**Extract**.

---------------

Measurement setup at forehead region of interest (ROI) as indicated in the green area. A fingertip oximeter is used for providing contact PPG signal. Simultaneously, a digital single-lens reflex (DSLR) camera Nikon D750 is focused at the forehead area and recording at 30 frame per second with 1920 \(\times\) 1080 pixel resolution. The rPPG signal is extracted by processing the sequence of images.

Figure 6
figure 6

Waveform comparison from different measurement sensor outputs and their associated spectra. The left column shows temporal waveform of PPG, rPPG, TPG and mD phase; the right column their spectra at the frequency of interest. The measurement are synchronized as indicated by the diamond markers. Major spectral components related to pulse and breathing are labeled by blue and red vertical lines. The higher-order harmonic of heartbeat is highlighted for cross-validation of the fundamental heartbeat spectral location.

Figure 7
figure 7

Time-frequency representation of the different measurement data. From the left to the right: spectrograms of PPG, rPPG, TPG, and mD phase. Based on the operation mode, they are divided into two categories: contact approach, PPG, and non-contact approaches including rPPG, TPG and mD phase. PPG, rPPG and TPG show similar spectral structures, in which the fundamental heartbeat and second-order harmonic of heartbeat are clearly visible and highlighted. The fundamental heartbeat in rPPG and TPG is the most significantly spectral energy. Motion artifacts show up in rPPG and TPG in the form of lower frequency interference close to DC due to random body movement and breathing but they are not dominant. By inspecting the TPG and the mD motion results, it validates the underline principle that the novel TPG measurement is mostly a magnitude-modulated reflectance measurement. PPG is a contact technique and requires direct skin contact. In this example, the measurement distances for the remote techniques: rPPG, TPG and mD motion are 2 m, 30 cm and 30 cm, respectively.

---------------

**Work request**.
According to the figure captions, at what distance from the subject was the rPPG measurement taken?

---------------

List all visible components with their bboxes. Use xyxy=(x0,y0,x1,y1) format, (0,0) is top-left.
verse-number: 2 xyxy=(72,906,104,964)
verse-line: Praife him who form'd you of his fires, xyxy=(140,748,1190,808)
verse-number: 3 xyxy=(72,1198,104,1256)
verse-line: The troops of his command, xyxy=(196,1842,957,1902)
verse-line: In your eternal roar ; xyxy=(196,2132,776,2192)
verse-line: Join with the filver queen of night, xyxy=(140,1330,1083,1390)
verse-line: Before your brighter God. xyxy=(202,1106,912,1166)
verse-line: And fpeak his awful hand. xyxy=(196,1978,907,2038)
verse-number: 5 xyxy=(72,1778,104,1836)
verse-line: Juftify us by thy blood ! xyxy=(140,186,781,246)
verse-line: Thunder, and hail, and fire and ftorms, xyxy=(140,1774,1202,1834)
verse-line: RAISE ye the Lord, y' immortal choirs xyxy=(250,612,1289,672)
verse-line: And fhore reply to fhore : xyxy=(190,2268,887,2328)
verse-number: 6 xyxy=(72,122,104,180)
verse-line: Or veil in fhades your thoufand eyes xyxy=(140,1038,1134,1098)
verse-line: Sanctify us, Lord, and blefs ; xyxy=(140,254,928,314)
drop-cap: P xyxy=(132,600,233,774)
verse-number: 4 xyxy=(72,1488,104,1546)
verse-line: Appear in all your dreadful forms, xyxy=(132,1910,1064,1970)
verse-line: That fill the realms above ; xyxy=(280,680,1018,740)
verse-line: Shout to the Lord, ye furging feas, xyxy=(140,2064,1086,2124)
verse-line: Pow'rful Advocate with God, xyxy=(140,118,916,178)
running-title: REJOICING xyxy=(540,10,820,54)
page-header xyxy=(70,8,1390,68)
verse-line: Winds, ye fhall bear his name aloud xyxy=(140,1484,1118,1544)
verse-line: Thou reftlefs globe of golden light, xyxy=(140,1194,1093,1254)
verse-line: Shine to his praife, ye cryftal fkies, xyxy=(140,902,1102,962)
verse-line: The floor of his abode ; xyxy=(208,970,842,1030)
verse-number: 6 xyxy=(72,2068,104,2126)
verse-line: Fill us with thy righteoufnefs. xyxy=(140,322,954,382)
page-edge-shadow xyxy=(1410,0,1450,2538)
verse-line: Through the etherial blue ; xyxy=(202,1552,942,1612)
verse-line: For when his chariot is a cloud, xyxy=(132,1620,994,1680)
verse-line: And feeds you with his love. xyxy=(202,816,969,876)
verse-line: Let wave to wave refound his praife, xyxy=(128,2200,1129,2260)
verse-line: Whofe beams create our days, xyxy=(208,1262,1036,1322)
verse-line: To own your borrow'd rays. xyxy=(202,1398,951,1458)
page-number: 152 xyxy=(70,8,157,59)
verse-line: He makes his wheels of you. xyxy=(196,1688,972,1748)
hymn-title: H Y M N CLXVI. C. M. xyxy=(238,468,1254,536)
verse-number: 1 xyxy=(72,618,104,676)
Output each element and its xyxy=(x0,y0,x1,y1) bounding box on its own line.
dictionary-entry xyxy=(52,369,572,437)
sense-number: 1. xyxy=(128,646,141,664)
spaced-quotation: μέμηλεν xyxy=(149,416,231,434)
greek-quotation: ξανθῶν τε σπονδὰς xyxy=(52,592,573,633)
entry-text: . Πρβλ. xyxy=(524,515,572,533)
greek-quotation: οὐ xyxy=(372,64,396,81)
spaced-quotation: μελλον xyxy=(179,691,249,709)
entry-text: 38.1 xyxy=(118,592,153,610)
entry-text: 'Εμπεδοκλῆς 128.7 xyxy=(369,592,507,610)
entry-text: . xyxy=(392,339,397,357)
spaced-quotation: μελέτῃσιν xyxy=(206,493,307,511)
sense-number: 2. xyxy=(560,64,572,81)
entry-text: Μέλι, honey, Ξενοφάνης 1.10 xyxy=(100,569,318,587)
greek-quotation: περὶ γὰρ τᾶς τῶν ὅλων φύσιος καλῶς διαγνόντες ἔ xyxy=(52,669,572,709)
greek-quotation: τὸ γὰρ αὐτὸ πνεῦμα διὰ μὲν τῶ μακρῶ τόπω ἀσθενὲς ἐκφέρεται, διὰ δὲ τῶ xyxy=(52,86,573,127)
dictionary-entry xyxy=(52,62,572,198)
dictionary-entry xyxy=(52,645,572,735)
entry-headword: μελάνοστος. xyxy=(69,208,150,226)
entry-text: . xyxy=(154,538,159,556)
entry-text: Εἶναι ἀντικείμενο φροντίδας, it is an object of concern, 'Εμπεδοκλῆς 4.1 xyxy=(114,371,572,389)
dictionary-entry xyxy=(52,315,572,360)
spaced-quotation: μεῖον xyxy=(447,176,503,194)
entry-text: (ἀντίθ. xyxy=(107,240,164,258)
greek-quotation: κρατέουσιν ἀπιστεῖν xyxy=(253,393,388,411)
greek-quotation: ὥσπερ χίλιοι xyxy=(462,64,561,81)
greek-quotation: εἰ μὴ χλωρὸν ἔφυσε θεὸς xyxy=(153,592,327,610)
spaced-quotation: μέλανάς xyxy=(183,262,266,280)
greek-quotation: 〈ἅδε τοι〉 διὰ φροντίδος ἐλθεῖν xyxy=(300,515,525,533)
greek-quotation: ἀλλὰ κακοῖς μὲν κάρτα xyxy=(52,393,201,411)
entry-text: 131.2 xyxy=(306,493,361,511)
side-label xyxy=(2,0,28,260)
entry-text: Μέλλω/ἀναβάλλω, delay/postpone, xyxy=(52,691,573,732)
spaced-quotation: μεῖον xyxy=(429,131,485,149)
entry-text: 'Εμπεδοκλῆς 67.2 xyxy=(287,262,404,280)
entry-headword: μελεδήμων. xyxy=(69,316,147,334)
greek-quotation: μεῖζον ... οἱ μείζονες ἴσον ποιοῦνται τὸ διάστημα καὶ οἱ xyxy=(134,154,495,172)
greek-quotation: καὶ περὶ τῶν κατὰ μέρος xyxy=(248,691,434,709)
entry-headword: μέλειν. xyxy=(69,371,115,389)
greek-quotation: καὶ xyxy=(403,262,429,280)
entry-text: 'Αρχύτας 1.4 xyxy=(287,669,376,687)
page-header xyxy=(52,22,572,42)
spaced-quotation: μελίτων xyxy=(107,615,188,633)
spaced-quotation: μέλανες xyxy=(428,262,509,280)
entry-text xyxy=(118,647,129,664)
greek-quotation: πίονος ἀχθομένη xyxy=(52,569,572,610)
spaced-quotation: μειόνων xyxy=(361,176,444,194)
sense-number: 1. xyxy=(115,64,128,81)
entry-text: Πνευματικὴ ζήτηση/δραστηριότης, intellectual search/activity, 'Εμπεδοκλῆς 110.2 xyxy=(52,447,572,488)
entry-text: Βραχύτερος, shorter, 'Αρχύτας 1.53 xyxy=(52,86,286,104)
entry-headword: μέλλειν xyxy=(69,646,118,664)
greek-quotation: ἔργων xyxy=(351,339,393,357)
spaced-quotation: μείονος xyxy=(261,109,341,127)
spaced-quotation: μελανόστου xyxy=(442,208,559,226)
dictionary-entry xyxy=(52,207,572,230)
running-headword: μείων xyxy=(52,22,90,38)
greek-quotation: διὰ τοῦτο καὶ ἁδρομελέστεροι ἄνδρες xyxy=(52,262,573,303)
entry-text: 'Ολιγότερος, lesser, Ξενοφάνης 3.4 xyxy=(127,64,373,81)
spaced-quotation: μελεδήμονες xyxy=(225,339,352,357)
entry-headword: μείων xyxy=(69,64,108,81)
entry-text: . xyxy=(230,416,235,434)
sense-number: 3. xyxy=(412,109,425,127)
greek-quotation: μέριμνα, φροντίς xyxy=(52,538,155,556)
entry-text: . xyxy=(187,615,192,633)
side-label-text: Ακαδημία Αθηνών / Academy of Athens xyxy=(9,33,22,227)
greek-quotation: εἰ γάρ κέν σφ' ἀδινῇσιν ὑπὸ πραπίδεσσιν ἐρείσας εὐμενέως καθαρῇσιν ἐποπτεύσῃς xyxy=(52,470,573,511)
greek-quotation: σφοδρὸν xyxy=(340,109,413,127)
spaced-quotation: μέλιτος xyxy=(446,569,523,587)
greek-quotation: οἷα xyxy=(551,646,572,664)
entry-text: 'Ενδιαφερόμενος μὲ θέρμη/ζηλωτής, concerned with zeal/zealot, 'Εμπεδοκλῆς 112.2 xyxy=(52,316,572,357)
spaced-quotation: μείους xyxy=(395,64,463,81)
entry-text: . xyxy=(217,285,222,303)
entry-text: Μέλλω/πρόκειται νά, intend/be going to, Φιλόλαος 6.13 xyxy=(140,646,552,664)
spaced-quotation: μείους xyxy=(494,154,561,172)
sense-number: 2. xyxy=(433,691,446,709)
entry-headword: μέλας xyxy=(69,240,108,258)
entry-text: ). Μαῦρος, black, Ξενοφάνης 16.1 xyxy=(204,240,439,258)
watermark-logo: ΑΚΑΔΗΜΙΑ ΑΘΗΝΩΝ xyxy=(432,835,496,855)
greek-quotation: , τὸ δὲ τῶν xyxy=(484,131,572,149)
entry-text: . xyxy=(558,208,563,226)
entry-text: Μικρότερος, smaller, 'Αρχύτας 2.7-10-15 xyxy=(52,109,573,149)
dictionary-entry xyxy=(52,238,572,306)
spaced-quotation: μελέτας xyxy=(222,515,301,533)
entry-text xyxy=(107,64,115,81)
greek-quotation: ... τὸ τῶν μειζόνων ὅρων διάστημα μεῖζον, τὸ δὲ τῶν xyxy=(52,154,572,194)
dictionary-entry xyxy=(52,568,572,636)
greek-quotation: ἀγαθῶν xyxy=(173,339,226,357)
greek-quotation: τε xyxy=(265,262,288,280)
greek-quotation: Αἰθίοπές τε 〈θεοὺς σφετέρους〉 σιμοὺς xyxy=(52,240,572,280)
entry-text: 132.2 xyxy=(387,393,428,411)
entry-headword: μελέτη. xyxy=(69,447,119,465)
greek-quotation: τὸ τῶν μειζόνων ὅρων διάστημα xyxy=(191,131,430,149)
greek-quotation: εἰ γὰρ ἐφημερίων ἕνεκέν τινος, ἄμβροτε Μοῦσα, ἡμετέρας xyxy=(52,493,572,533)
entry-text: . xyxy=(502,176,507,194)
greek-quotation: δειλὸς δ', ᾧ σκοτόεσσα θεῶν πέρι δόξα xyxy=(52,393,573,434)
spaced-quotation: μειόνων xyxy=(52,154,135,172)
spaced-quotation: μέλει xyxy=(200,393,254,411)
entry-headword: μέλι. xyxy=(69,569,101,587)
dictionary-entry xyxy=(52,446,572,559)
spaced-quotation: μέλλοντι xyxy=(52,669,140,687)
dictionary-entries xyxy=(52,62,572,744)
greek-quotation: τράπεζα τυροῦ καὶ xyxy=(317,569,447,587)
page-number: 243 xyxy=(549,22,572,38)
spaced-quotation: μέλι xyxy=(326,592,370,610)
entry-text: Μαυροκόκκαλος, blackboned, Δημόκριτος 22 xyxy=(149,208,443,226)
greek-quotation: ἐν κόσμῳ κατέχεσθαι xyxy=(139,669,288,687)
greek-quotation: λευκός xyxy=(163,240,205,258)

---------------

**Exercise output**.
2 m